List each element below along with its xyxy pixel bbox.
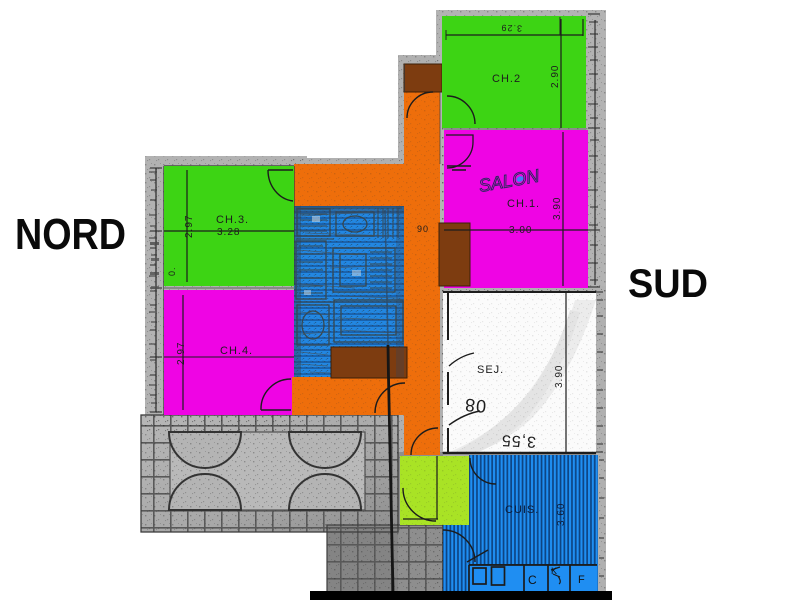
- svg-text:90: 90: [417, 224, 429, 234]
- svg-text:3.60: 3.60: [556, 503, 567, 526]
- svg-text:0.: 0.: [167, 266, 177, 276]
- svg-text:3.90: 3.90: [554, 365, 565, 388]
- svg-text:08: 08: [463, 395, 487, 417]
- svg-text:NORD: NORD: [15, 210, 126, 259]
- svg-text:CH.4.: CH.4.: [220, 345, 253, 357]
- svg-text:SEJ.: SEJ.: [477, 364, 504, 376]
- svg-text:3.28: 3.28: [217, 227, 240, 238]
- svg-text:3.00: 3.00: [509, 225, 532, 236]
- svg-text:3.29: 3.29: [500, 23, 522, 34]
- svg-text:2.97: 2.97: [184, 215, 195, 238]
- svg-text:2.90: 2.90: [550, 65, 561, 88]
- svg-text:C: C: [528, 573, 538, 587]
- svg-text:3,55: 3,55: [501, 431, 537, 450]
- svg-text:2.97: 2.97: [176, 342, 187, 365]
- svg-text:SUD: SUD: [628, 262, 708, 306]
- svg-text:F: F: [578, 574, 586, 586]
- svg-text:CH.2: CH.2: [492, 73, 521, 85]
- svg-text:K: K: [551, 566, 558, 576]
- svg-text:CUIS.: CUIS.: [505, 504, 539, 516]
- svg-text:3.90: 3.90: [552, 197, 563, 220]
- svg-text:CH.1.: CH.1.: [507, 198, 540, 210]
- svg-text:CH.3.: CH.3.: [216, 214, 249, 226]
──────────
» WHAT NEEDS TO BE DONE: Reproduce every one of the lines above, character for character, but leave out the picture.

» CORRECT RESULT:
List each element below along with its xyxy pixel bbox.
- svg-text:90: 90: [417, 224, 429, 234]
- svg-text:3.60: 3.60: [556, 503, 567, 526]
- svg-text:0.: 0.: [167, 266, 177, 276]
- svg-text:3.90: 3.90: [554, 365, 565, 388]
- svg-text:08: 08: [463, 395, 487, 417]
- svg-text:NORD: NORD: [15, 210, 126, 259]
- svg-text:CH.4.: CH.4.: [220, 345, 253, 357]
- svg-text:SEJ.: SEJ.: [477, 364, 504, 376]
- svg-text:3.28: 3.28: [217, 227, 240, 238]
- svg-text:3.00: 3.00: [509, 225, 532, 236]
- svg-text:3.29: 3.29: [500, 23, 522, 34]
- svg-text:2.97: 2.97: [184, 215, 195, 238]
- svg-text:2.90: 2.90: [550, 65, 561, 88]
- svg-text:C: C: [528, 573, 538, 587]
- svg-text:3,55: 3,55: [501, 431, 537, 450]
- svg-text:2.97: 2.97: [176, 342, 187, 365]
- svg-text:SUD: SUD: [628, 262, 708, 306]
- svg-text:F: F: [578, 574, 586, 586]
- svg-text:CH.2: CH.2: [492, 73, 521, 85]
- svg-text:K: K: [551, 566, 558, 576]
- svg-text:CUIS.: CUIS.: [505, 504, 539, 516]
- svg-text:3.90: 3.90: [552, 197, 563, 220]
- svg-text:CH.1.: CH.1.: [507, 198, 540, 210]
- svg-text:CH.3.: CH.3.: [216, 214, 249, 226]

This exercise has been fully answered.